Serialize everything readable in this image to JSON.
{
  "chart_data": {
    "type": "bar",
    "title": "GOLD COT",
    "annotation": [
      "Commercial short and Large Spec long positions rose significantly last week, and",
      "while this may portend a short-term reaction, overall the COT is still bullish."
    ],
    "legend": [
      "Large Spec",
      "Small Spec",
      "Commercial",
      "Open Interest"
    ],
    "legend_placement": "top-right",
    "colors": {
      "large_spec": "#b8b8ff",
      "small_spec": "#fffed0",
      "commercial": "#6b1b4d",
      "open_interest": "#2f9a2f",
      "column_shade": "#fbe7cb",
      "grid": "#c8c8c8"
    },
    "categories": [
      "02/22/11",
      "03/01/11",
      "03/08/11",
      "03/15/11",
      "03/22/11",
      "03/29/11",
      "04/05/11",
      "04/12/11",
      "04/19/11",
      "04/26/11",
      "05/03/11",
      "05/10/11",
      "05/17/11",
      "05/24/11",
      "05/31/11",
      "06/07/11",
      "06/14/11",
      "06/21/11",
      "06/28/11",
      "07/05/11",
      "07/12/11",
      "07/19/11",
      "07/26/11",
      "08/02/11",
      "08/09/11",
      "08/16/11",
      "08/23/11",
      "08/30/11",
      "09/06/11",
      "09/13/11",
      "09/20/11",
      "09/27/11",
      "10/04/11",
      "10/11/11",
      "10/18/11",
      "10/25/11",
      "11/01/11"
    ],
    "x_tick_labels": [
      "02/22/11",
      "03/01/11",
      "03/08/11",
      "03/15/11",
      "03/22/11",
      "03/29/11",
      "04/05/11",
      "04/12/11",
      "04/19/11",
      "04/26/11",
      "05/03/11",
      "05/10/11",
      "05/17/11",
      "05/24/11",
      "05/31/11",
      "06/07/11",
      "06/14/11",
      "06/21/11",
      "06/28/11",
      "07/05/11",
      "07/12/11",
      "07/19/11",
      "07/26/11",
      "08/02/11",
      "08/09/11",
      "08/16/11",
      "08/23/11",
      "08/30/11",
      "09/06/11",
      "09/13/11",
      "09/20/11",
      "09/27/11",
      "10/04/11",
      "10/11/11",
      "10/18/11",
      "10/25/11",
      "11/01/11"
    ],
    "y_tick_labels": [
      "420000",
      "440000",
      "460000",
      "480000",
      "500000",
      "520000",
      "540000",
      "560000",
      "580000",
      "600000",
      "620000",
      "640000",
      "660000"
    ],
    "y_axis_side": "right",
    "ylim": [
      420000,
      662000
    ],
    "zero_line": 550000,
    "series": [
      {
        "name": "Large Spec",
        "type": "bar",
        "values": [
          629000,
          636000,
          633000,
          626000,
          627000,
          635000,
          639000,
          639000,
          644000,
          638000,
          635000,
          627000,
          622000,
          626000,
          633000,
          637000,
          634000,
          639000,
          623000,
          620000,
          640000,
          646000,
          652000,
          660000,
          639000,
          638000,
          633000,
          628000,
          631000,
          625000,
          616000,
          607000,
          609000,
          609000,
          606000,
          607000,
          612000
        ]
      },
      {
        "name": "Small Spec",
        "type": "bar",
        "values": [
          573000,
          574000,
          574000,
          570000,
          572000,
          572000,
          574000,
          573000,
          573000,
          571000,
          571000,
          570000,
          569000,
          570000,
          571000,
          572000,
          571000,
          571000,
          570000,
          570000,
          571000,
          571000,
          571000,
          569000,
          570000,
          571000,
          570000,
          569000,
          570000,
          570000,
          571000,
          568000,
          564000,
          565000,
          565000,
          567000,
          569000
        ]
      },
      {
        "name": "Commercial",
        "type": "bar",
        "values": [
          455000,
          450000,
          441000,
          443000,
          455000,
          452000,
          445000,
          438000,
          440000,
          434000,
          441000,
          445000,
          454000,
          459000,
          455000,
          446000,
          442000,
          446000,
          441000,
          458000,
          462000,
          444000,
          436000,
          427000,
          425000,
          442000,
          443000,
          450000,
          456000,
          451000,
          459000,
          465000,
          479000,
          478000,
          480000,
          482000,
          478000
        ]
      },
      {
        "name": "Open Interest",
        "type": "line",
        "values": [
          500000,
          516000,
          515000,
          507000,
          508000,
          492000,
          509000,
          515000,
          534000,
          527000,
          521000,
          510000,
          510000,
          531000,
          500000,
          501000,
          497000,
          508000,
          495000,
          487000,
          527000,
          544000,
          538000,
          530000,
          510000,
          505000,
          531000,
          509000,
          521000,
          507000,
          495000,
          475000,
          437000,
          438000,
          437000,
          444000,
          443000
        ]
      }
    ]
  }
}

━━━━━━━━━━━━━━━━━━━━

## WRITTEN EXERCISE
Reproduce every record above exactly as it appears.

## OUTPUT BELOW
Serialize everything readable in this image to JSON.
{
  "chart_data": {
    "type": "bar",
    "title": "GOLD COT",
    "annotation": [
      "Commercial short and Large Spec long positions rose significantly last week, and",
      "while this may portend a short-term reaction, overall the COT is still bullish."
    ],
    "legend": [
      "Large Spec",
      "Small Spec",
      "Commercial",
      "Open Interest"
    ],
    "legend_placement": "top-right",
    "colors": {
      "large_spec": "#b8b8ff",
      "small_spec": "#fffed0",
      "commercial": "#6b1b4d",
      "open_interest": "#2f9a2f",
      "column_shade": "#fbe7cb",
      "grid": "#c8c8c8"
    },
    "categories": [
      "02/22/11",
      "03/01/11",
      "03/08/11",
      "03/15/11",
      "03/22/11",
      "03/29/11",
      "04/05/11",
      "04/12/11",
      "04/19/11",
      "04/26/11",
      "05/03/11",
      "05/10/11",
      "05/17/11",
      "05/24/11",
      "05/31/11",
      "06/07/11",
      "06/14/11",
      "06/21/11",
      "06/28/11",
      "07/05/11",
      "07/12/11",
      "07/19/11",
      "07/26/11",
      "08/02/11",
      "08/09/11",
      "08/16/11",
      "08/23/11",
      "08/30/11",
      "09/06/11",
      "09/13/11",
      "09/20/11",
      "09/27/11",
      "10/04/11",
      "10/11/11",
      "10/18/11",
      "10/25/11",
      "11/01/11"
    ],
    "x_tick_labels": [
      "02/22/11",
      "03/01/11",
      "03/08/11",
      "03/15/11",
      "03/22/11",
      "03/29/11",
      "04/05/11",
      "04/12/11",
      "04/19/11",
      "04/26/11",
      "05/03/11",
      "05/10/11",
      "05/17/11",
      "05/24/11",
      "05/31/11",
      "06/07/11",
      "06/14/11",
      "06/21/11",
      "06/28/11",
      "07/05/11",
      "07/12/11",
      "07/19/11",
      "07/26/11",
      "08/02/11",
      "08/09/11",
      "08/16/11",
      "08/23/11",
      "08/30/11",
      "09/06/11",
      "09/13/11",
      "09/20/11",
      "09/27/11",
      "10/04/11",
      "10/11/11",
      "10/18/11",
      "10/25/11",
      "11/01/11"
    ],
    "y_tick_labels": [
      "420000",
      "440000",
      "460000",
      "480000",
      "500000",
      "520000",
      "540000",
      "560000",
      "580000",
      "600000",
      "620000",
      "640000",
      "660000"
    ],
    "y_axis_side": "right",
    "ylim": [
      420000,
      662000
    ],
    "zero_line": 550000,
    "series": [
      {
        "name": "Large Spec",
        "type": "bar",
        "values": [
          629000,
          636000,
          633000,
          626000,
          627000,
          635000,
          639000,
          639000,
          644000,
          638000,
          635000,
          627000,
          622000,
          626000,
          633000,
          637000,
          634000,
          639000,
          623000,
          620000,
          640000,
          646000,
          652000,
          660000,
          639000,
          638000,
          633000,
          628000,
          631000,
          625000,
          616000,
          607000,
          609000,
          609000,
          606000,
          607000,
          612000
        ]
      },
      {
        "name": "Small Spec",
        "type": "bar",
        "values": [
          573000,
          574000,
          574000,
          570000,
          572000,
          572000,
          574000,
          573000,
          573000,
          571000,
          571000,
          570000,
          569000,
          570000,
          571000,
          572000,
          571000,
          571000,
          570000,
          570000,
          571000,
          571000,
          571000,
          569000,
          570000,
          571000,
          570000,
          569000,
          570000,
          570000,
          571000,
          568000,
          564000,
          565000,
          565000,
          567000,
          569000
        ]
      },
      {
        "name": "Commercial",
        "type": "bar",
        "values": [
          455000,
          450000,
          441000,
          443000,
          455000,
          452000,
          445000,
          438000,
          440000,
          434000,
          441000,
          445000,
          454000,
          459000,
          455000,
          446000,
          442000,
          446000,
          441000,
          458000,
          462000,
          444000,
          436000,
          427000,
          425000,
          442000,
          443000,
          450000,
          456000,
          451000,
          459000,
          465000,
          479000,
          478000,
          480000,
          482000,
          478000
        ]
      },
      {
        "name": "Open Interest",
        "type": "line",
        "values": [
          500000,
          516000,
          515000,
          507000,
          508000,
          492000,
          509000,
          515000,
          534000,
          527000,
          521000,
          510000,
          510000,
          531000,
          500000,
          501000,
          497000,
          508000,
          495000,
          487000,
          527000,
          544000,
          538000,
          530000,
          510000,
          505000,
          531000,
          509000,
          521000,
          507000,
          495000,
          475000,
          437000,
          438000,
          437000,
          444000,
          443000
        ]
      }
    ]
  }
}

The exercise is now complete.